Tarefas escritas:
A - No texto sobre a Fundação Eva Klabin, com quais finalidades Eva Klabin criou a fundação? Liste todas.
B - Redigite fielmente tudo o que vai de "A fundação foi" até "de sua coleção." no texto sobre a Fundação Eva Klabin.
C - Como o texto sobre a Fundação Eva Klabin poderia prosseguir? Escreva a continuação a partir da última frase apresentada.

Trecho da página:
****

5.01.2015

Eva Klabin, Colecionismo e Singularidade.

Eva Klabin (1903 - 1991) criou no Rio de Janeiro uma fundação para conservar, pesquisar e expor ao público sua coleção.
Na Av. Epitácio Pessoa, 2480 na Lagoa encontra-se a Fundação Eva Klabin (FEK), fundação esta que reune um dos maiores acervos de arte clássica do país. A fundação leva o nome de sua genitora que foi uma conhecida agitadora cultural e colecionadora de artes do Rio de Janeiro. Filha de um dos fundadores da empresa que é atualmente a maior recicladora de papéis da América do Sul, a Klabin S.A. Empresa que em 2014 obteve o lucro de aproximados R$ 730 milhões.  
A fundação foi criada um ano antes da morte de sua criadora que morreu em 1991, ao longo da vida Eva Klabin se dedicou a obter itens para sua coleção. Hoje é tida como referência na história do colecionismo do Brasil. A casa que abrigou Eva durante grande parte de sua vida é aberta a visitação, onde é exposto grande parte de sua coleção.
Conhecer a fundação é uma experiência fantástica, desde a entrada até o final do circuito os olhos são preenchidos com objetos dos mais diversos períodos históricos. É possível uma viajem através da história por meio dos objetos materiais ali expostos, sendo esta uma coleção que abarca diversos período da história. O curioso é imaginar que alguém dedicou sua vida a essa missão de juntar peças valiosas e então morar conjuntamente com esses objetos. Podemos imaginar como deveria ser gratificante para a viúva Klabin perambular por entre os cômodos tendo uma parte da história da arte desvelada sobre si.
Dentre os diversos ambientes o que mais me chamou atenção foi o Quarto de Dormir. Sendo um espaço aparentemente modesto, porém ao meu ver foi capaz de revelar algo único, que poderia passar despercebido em outros ambientes. Dentre tantos objetos havia alguém! e essa figura pode ser resgatada com maiores detalhes em seu quarto. Talvez Eva seja uma das figuras mais importantes, já que para além dos objetos ali expostos houve uma figura central, que por meio de seus gostos e vivências particulares interessou-se por esses objetos e os trouxe para si, e hoje nos deixa de herança a possibilidade de vislumbra-los ali, bem no coração de nossa cidade, localizada no fim do Hemisfério Sul.

****

(Registros de elementos e coordenadas)
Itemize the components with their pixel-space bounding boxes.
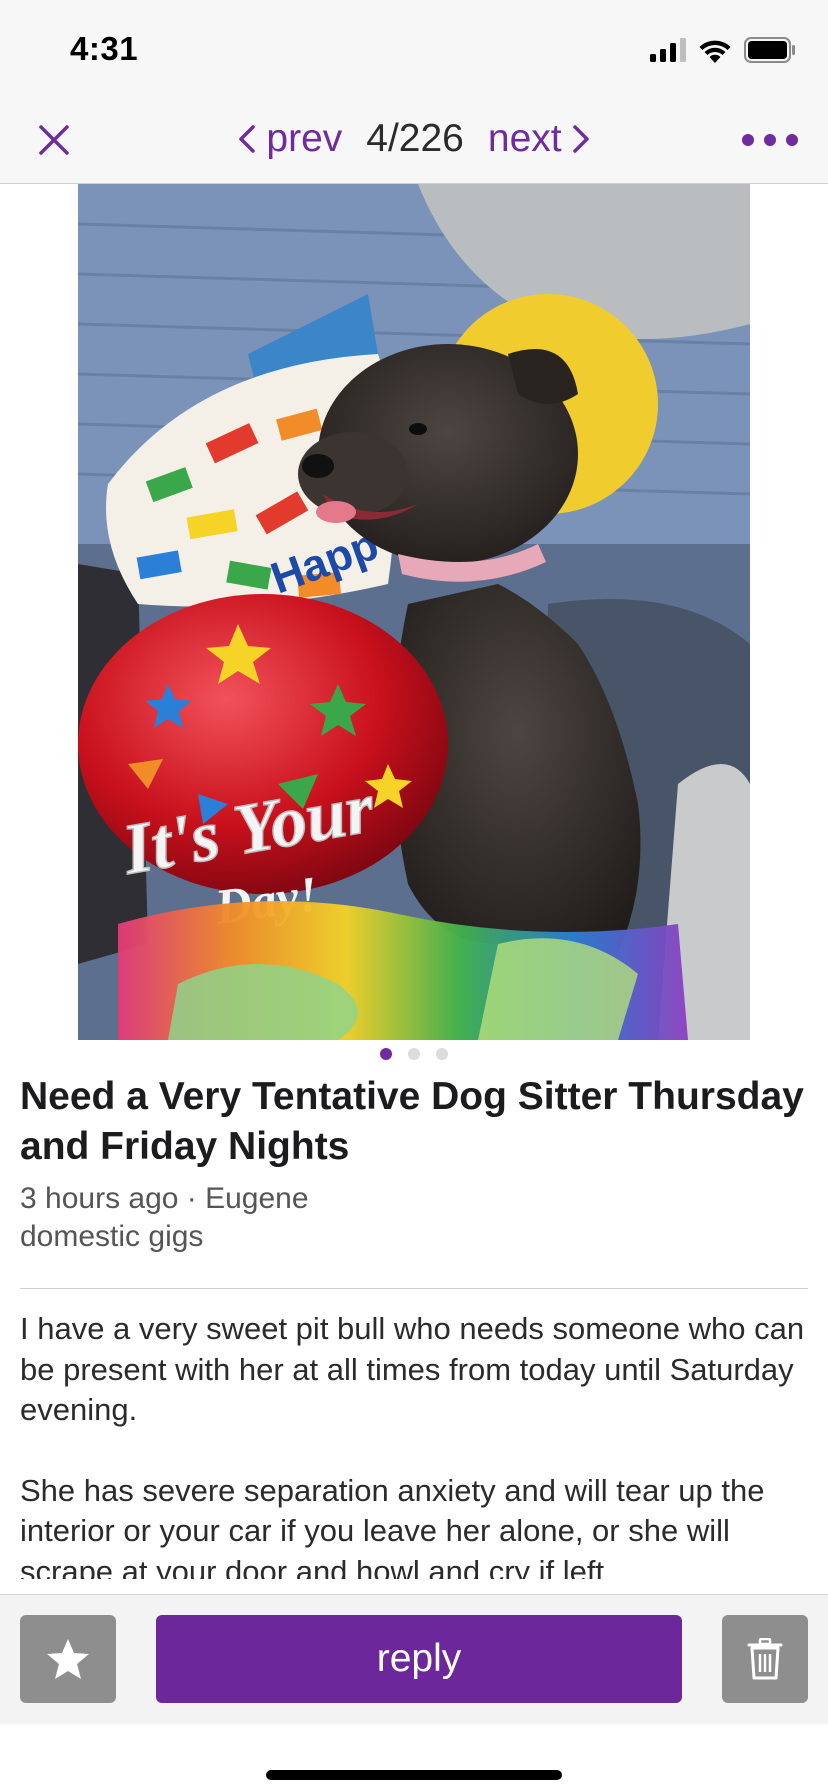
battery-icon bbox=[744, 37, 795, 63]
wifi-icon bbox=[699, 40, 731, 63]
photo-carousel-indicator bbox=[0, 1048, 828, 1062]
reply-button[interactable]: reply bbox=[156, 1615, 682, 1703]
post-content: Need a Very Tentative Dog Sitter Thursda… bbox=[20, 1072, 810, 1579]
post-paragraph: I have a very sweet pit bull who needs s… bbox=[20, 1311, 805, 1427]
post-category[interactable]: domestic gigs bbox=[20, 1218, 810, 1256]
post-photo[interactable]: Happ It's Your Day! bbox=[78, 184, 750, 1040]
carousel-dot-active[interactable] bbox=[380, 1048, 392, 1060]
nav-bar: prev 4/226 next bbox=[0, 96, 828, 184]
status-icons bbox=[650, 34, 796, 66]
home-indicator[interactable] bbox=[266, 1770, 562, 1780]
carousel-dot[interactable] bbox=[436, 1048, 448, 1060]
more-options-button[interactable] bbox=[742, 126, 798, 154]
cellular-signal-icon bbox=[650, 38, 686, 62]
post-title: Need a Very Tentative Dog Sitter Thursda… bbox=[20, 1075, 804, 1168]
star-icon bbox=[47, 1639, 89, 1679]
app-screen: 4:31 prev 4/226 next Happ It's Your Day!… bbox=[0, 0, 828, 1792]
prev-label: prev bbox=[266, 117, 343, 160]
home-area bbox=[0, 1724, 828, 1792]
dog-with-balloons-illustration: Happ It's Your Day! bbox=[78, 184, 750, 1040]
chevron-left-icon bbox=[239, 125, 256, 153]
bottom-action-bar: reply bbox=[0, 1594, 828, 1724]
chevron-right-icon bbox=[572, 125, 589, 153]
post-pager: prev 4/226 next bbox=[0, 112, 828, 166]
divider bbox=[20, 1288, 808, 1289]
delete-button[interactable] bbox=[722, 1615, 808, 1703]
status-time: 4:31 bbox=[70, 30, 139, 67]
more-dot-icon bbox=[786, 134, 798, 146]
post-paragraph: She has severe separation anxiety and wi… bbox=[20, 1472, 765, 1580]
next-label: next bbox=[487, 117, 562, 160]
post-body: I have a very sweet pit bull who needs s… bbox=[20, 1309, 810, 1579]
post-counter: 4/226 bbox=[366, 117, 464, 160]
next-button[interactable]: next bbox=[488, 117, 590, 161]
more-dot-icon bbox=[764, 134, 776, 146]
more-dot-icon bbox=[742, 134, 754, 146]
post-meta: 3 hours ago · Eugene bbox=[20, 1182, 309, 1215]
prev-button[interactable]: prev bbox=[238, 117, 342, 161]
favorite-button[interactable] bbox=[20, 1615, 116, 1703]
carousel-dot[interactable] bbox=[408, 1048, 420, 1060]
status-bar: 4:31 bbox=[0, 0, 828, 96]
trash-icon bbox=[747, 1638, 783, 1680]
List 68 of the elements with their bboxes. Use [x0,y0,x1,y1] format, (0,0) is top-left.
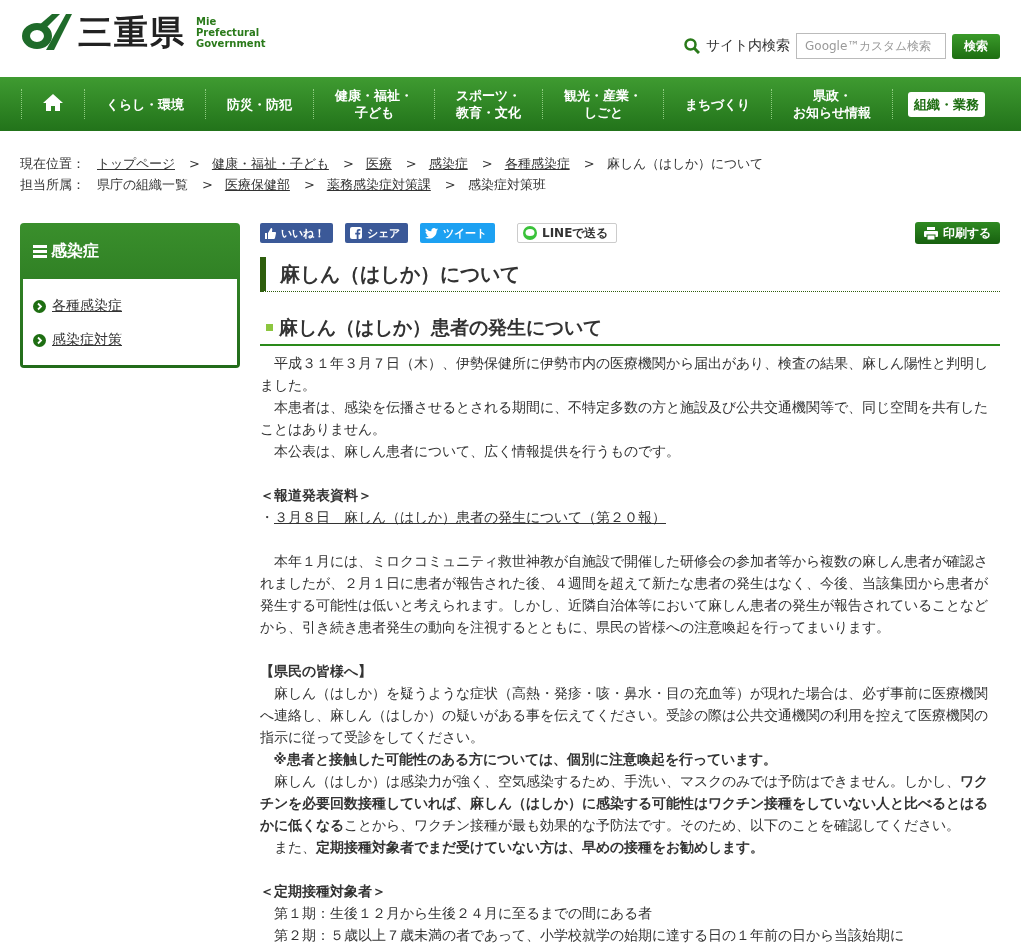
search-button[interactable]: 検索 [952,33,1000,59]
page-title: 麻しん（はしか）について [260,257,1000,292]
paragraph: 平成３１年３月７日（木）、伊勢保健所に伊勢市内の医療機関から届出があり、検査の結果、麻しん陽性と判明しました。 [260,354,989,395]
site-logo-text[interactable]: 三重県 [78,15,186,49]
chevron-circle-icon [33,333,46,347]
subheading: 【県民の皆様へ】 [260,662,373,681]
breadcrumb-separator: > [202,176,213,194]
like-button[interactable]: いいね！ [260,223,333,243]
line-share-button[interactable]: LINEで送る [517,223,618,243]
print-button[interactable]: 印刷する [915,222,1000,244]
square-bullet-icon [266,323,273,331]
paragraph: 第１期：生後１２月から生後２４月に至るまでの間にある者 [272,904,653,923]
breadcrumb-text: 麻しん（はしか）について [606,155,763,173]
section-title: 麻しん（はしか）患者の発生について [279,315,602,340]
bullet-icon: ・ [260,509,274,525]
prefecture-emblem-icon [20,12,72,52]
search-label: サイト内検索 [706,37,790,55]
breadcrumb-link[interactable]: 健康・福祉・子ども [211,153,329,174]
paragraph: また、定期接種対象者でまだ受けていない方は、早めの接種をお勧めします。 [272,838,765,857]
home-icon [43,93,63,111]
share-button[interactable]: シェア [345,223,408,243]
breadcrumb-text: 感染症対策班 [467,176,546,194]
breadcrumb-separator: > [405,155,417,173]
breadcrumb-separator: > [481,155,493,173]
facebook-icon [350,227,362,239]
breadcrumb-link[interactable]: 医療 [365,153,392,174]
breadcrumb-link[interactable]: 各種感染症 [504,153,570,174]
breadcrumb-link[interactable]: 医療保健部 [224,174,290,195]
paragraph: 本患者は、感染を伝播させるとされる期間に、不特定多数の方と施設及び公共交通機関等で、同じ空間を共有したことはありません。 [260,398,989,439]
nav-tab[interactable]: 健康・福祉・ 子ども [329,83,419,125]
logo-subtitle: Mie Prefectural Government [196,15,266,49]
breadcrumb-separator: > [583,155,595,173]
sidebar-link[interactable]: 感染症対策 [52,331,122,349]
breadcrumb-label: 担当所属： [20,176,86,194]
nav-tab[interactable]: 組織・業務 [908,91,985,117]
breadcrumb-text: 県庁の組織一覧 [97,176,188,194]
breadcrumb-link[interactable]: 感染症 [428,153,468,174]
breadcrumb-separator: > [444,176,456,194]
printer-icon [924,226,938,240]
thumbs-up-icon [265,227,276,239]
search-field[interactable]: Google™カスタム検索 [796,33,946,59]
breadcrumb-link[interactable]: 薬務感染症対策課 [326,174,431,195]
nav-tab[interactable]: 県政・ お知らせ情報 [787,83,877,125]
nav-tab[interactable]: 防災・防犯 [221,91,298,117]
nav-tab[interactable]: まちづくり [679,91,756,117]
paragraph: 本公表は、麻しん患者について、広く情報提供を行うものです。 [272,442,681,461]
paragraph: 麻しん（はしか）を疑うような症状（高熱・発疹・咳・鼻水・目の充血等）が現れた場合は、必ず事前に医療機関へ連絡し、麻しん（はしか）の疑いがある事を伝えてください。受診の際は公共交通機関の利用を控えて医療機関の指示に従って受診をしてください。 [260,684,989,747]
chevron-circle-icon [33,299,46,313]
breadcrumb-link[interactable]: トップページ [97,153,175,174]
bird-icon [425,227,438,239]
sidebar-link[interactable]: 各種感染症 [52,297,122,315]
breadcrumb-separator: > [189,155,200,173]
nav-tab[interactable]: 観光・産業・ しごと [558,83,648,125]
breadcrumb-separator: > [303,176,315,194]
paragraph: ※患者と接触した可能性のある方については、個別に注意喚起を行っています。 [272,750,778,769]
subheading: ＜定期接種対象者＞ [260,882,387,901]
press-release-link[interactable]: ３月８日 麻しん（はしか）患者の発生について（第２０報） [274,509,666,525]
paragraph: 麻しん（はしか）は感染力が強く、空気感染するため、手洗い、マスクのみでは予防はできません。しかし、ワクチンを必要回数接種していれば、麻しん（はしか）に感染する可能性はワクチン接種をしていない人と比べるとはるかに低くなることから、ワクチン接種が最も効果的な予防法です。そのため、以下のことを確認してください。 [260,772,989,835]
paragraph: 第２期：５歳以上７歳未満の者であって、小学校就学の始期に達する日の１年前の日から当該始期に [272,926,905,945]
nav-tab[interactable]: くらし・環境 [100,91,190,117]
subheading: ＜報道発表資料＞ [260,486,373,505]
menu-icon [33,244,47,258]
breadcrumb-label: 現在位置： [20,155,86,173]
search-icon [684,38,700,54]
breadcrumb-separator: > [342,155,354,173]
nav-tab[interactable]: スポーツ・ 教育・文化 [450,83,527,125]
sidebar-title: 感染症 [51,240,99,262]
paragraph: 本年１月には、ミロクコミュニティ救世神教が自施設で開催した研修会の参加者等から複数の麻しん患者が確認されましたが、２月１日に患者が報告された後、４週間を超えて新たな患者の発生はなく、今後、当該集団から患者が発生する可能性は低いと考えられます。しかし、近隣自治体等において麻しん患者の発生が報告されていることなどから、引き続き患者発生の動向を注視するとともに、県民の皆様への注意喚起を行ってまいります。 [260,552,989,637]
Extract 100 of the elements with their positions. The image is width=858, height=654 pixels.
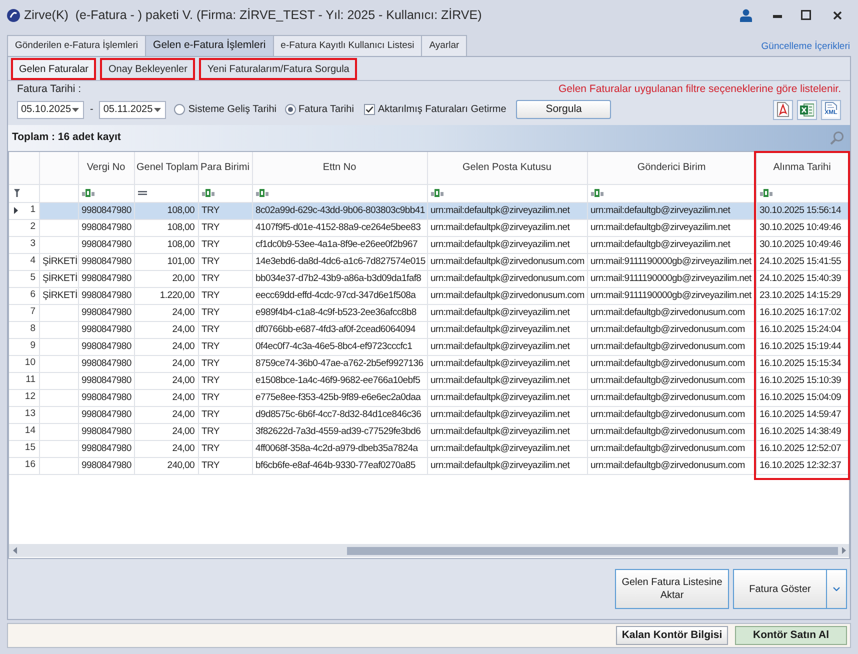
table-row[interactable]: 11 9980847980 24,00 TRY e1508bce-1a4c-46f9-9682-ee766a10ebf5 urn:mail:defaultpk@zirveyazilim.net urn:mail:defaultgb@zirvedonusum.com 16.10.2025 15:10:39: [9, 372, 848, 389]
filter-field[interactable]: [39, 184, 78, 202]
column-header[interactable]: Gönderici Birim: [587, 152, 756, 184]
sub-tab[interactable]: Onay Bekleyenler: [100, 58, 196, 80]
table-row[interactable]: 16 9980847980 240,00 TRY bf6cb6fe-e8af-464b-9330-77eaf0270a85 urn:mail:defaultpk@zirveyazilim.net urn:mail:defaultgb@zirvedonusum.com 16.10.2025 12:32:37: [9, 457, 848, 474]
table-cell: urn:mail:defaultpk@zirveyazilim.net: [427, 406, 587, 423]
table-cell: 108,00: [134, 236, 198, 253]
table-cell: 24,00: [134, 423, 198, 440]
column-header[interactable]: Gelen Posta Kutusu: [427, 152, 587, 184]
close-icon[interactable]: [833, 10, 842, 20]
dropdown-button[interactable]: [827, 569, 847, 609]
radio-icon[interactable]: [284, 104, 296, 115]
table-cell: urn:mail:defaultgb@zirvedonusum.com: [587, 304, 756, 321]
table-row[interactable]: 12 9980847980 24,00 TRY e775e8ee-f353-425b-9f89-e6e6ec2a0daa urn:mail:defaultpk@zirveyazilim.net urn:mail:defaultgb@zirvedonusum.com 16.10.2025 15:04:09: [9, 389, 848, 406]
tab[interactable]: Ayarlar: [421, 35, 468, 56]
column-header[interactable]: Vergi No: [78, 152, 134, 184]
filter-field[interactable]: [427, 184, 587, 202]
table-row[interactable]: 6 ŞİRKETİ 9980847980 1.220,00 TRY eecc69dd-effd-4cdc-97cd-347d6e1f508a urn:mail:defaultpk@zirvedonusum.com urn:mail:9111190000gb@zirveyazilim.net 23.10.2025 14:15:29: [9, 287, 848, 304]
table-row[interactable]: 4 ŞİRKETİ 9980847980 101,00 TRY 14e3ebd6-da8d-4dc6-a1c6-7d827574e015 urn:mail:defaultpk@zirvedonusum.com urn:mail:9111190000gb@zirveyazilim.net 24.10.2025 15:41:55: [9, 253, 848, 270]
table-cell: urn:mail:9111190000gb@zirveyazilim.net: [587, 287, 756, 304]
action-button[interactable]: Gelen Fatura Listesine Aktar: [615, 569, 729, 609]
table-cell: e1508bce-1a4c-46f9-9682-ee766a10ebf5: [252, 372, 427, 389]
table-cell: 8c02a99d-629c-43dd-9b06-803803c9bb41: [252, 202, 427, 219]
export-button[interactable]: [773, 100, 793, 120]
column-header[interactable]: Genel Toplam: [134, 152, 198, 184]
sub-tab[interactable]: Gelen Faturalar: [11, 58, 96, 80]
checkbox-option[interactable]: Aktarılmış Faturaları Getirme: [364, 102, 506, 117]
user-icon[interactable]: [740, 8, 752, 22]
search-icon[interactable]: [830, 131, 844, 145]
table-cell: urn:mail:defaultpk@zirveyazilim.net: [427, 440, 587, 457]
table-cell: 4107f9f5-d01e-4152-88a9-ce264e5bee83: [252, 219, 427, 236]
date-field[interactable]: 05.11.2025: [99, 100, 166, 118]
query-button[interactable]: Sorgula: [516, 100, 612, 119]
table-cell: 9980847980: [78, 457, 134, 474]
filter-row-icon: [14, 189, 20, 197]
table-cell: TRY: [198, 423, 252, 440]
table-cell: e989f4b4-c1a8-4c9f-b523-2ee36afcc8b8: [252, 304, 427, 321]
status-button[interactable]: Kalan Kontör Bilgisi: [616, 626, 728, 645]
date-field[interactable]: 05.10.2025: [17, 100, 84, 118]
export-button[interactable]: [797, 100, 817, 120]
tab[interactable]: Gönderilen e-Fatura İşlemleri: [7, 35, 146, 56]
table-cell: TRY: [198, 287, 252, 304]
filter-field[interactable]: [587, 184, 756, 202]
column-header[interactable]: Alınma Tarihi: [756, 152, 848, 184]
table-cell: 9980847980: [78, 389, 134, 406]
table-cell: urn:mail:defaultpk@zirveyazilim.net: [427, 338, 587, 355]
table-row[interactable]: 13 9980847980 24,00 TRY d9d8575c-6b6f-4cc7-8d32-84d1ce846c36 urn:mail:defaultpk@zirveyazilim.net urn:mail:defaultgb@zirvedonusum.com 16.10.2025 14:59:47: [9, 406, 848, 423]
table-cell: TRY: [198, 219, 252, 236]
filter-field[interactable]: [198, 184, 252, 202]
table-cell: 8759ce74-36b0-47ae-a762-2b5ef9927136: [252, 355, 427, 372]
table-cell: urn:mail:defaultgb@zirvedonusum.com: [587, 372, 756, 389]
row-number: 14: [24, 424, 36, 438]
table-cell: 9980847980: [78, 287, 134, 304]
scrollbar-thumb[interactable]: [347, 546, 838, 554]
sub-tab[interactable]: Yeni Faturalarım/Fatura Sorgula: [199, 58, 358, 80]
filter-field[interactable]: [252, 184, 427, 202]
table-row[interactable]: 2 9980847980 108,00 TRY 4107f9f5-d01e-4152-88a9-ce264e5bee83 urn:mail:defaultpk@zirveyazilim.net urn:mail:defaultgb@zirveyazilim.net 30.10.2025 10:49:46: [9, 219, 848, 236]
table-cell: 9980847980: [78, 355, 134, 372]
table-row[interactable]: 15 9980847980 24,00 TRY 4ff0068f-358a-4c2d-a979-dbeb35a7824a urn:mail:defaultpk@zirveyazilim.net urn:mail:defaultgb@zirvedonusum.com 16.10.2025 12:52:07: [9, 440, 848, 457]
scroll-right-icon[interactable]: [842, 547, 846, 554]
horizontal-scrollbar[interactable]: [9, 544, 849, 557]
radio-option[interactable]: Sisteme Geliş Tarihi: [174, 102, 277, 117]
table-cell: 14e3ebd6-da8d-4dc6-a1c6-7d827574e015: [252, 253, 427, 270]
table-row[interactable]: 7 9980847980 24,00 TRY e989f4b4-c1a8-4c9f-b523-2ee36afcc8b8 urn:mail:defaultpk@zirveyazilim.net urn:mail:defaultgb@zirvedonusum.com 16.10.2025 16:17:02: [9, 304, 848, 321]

****

Respostas das tarefas:
A - Conservar, pesquisar e expor ao público sua coleção.

B -
A fundação foi criada um ano antes da morte de sua criadora que morreu em 1991, ao longo da vida Eva Klabin se dedicou a obter itens para sua coleção. Hoje é tida como referência na história do colecionismo do Brasil. A casa que abrigou Eva durante grande parte de sua vida é aberta a visitação, onde é exposto grande parte de sua coleção.

C -
O quarto de dormir apresenta detalhes particulares, para além das fotografias que são expostas em outros ambientes da casa. A imaginação cria asas, e nos possibilita imaginar como deveria ser “viver na arte”, a realidade de Eva parece um conto de fadas, onde ela criou um mundo para si, e ali se refugiou. De seu portão para dentro ela provavelmente se sentia aconchegada, estando a poucos metros do mundo inteiro, tornando sua habitação um espaço aproximado do conceito de não lugar. Geograficamente localizada na cidade do Rio de Janeiro, porém os cômodos a sua volta respiravam humanidade. Todo um processo histórico testemunhado por meio dos objetos, a cultura material expressando e revelando aquilo que temos de mais valioso, nossa história enquanto humanos.
Neste quarto por décadas Eva pensou em que itens adquirir, quais leilões participar. Ela certamente chorou em seu travesseiro, e também sorriu antes de adormecer. Nesse quarto ela sonhava e viajava por outros mundos.  Essa figura humana e sensível se revela mais intensamente ali, no Quarto de Dormir. Suas preocupações e felicidades foram pensados e repensados naquele espaço. Embora o foco da visita seja o acervo, as impressões em torno da figura de Eva são muitas.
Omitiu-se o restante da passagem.